>> START MATERIAL TO PROCESS

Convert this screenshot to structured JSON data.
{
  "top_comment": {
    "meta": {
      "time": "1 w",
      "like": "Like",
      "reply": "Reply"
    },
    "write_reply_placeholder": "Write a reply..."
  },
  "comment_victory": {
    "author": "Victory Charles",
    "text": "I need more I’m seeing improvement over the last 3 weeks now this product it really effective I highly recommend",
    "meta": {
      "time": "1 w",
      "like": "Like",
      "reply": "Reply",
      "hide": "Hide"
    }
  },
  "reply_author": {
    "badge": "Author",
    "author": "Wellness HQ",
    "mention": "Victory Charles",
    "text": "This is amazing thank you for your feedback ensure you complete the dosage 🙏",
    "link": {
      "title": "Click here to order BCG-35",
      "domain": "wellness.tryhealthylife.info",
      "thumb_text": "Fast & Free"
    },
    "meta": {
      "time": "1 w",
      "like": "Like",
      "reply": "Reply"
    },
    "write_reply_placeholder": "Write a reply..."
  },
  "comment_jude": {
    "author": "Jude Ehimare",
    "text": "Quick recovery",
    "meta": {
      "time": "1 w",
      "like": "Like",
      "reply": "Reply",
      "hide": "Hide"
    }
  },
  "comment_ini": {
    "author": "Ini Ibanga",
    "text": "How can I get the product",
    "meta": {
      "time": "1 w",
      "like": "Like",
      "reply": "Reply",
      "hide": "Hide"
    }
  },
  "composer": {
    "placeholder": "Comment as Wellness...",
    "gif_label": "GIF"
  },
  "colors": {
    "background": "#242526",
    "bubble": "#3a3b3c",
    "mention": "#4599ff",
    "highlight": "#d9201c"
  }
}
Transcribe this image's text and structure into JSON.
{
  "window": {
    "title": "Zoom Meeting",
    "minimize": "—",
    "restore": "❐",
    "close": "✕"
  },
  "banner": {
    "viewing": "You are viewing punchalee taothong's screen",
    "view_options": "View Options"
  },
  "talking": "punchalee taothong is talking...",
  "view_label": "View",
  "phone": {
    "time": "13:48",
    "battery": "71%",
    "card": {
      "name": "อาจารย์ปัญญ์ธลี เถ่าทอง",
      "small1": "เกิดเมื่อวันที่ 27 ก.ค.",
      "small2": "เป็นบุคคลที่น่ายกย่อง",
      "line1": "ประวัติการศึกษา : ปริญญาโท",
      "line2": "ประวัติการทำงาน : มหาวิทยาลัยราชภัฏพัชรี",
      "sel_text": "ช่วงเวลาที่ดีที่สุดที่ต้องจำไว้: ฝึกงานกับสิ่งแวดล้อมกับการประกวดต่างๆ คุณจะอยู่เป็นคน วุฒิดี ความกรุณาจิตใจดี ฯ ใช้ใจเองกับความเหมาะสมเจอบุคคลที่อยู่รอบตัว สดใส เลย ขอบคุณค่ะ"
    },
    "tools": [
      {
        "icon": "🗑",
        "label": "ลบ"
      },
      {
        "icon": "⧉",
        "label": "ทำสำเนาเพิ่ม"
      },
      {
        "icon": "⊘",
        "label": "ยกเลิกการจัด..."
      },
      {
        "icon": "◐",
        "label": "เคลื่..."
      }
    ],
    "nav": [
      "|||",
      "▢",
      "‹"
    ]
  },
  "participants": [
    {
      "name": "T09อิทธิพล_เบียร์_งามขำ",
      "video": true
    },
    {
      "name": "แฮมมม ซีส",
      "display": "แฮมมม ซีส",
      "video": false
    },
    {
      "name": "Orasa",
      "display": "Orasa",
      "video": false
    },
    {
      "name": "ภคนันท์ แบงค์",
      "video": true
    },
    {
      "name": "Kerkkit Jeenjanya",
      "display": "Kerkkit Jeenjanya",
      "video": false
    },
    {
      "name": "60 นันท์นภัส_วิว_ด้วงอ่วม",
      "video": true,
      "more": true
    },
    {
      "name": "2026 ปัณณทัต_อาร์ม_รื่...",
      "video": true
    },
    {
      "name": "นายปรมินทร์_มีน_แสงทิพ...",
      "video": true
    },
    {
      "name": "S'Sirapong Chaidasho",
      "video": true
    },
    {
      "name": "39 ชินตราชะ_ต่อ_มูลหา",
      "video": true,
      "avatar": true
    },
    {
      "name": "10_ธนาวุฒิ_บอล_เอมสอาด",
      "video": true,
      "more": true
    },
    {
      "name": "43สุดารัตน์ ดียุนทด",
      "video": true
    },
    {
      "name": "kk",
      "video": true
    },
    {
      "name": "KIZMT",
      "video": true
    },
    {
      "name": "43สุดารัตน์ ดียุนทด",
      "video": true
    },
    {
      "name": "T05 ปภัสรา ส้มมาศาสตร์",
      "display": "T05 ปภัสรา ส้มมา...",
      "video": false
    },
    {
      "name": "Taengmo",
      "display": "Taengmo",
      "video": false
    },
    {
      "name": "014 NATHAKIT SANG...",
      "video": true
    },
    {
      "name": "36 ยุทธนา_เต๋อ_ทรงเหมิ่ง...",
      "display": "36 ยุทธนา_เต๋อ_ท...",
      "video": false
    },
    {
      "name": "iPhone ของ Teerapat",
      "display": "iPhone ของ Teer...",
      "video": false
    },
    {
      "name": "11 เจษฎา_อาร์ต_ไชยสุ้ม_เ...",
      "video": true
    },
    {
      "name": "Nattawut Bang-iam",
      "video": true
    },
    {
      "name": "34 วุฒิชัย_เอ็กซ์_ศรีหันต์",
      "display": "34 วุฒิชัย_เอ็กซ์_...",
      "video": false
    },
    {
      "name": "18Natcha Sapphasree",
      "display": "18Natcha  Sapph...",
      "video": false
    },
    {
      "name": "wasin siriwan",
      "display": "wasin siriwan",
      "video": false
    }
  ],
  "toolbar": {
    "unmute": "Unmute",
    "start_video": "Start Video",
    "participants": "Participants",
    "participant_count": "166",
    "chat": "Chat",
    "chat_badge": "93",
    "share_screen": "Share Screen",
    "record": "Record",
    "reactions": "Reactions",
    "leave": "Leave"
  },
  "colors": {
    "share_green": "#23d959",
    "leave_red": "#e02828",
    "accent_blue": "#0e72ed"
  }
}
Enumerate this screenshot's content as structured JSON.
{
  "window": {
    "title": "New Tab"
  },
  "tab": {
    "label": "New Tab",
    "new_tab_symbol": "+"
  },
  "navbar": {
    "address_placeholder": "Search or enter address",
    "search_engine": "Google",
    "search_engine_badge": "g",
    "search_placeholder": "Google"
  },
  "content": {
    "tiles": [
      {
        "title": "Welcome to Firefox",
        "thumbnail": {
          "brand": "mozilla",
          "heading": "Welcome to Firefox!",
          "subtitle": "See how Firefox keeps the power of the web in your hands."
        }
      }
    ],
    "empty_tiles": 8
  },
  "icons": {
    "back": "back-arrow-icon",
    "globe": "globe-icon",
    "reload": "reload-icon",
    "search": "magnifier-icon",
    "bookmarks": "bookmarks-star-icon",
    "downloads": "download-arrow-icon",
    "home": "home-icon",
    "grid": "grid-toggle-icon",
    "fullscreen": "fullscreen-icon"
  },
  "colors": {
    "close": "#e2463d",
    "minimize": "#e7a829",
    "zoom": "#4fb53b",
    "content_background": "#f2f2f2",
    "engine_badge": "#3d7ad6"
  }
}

>> END MATERIAL TO PROCESS

-- DIRECTIONS --
Search the entries for the word "structured" and gather every line where it appears.

-- IN RESPONSE --
Convert this screenshot to structured JSON data.
Enumerate this screenshot's content as structured JSON.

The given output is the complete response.